### Tarefa curta A
No texto sobre o mediastino, qual é a função do órgão abrigado nesse abismo?
### Tarefa curta B
Prossiga o texto sobre o mediastino a partir do ponto em que ele termina.

#### Trecho para leitura

Mediastino

Face-a-face com a morte deseja-se a vida. Quando o gélido peito exala vapores e cristais deseja-se a chama. Numa cavidade que dimensiona o ser pode caber o tudo e o nada. O abissal ou um punho. Mas e quando a não esperança nos faz desejar a morte? Quando o conforto da hipotermia docemente leva as forças tragando-nos ao despenhadeiro do mediastino? É nobre o desejo de retornarmos ao âmago uterino, ao conforto da posição fetal, afinal, viver significa ir em direção à morte pelo outro lado.
Certo. Não pode haver nobreza na covardia em retroceder. Mas e interromper o curso da vida? Morrer como o poeta jovem? Na gota de sangue em que o cálice se quebra? Curiosamente nasce do preto e do branco o rubro que permeia a importância do mediastino. Sim. Esse abismo abriga um órgão cuja função é dar partida e encerrar a vida. E nos mostrar vivos e disparar e torcer e rodopiar e... finalmente parar.

########
#### Dados fornecidos

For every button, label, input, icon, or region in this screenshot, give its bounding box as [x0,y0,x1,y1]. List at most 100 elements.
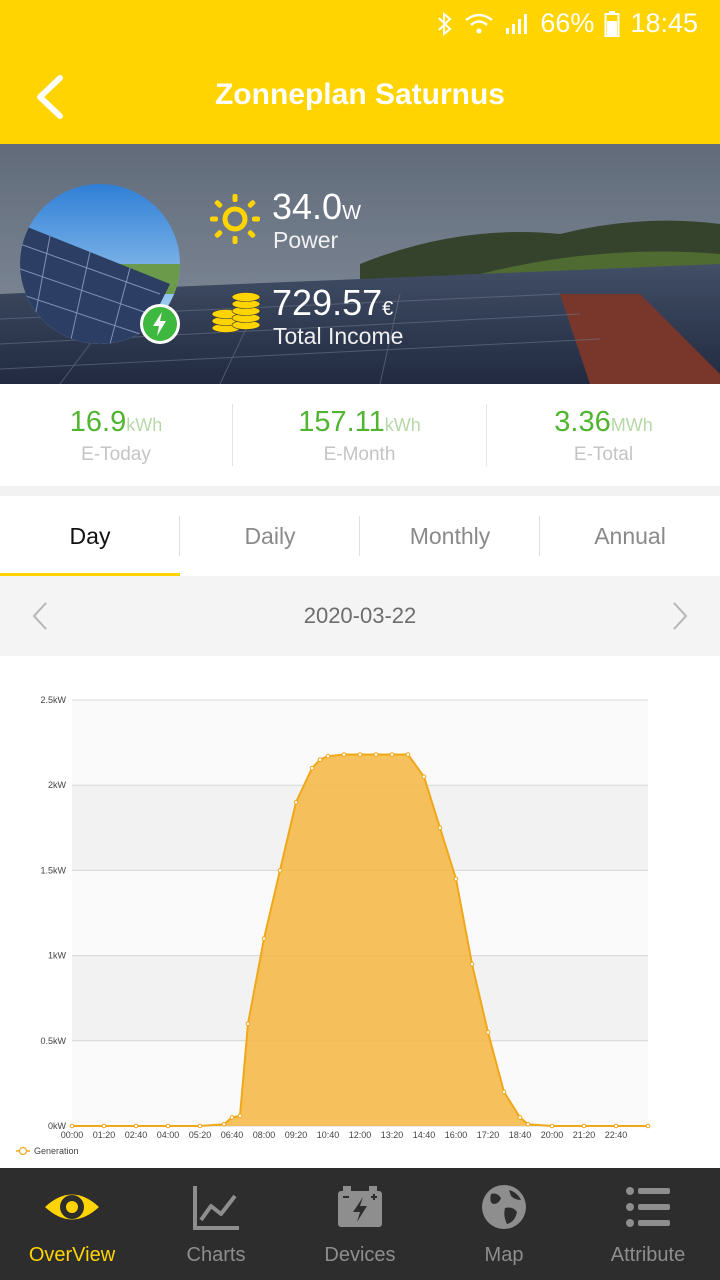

########

### Resposta A
Dar partida e encerrar a vida.

### Resposta B
Somente quem conheceu o sofrimento está preparado para a felicidade. Somente quem desejou a morte é digno da vida que recebeu. Não existe o reconhecimento sem a falta. A completude jaz na incompletude. A felicidade última do ser consiste em amar. Sendo assim, o amor a cada um deve bastar.
Possivelmente para amar deve-se esvaziar o mediastino e torna-lo o maior dos abismos, para, destarte, caber o sol. Sim, o sol. O mesmo sol que queima trás a vida. O mesmo frio que congela é o que doma o sol. A morte motor da vida. Para seduzir a chama é preciso conhecer o glacial. Mais que isso, é preciso conviver com lava na Sibéria. Domar seus cães e correr o deserto de si. Qual o rumo? O do acaso do mediastino abissal de um outro preparado para o acalanto da vida e o acalentar morte. E este percurso, meus amigos, remonta a melhor das sensações, o convívio harmônico das quatro estações no peito de quem ora colhe flores, ora incinera o jardim, semeando-o a aspirar sabiamente seu retorno.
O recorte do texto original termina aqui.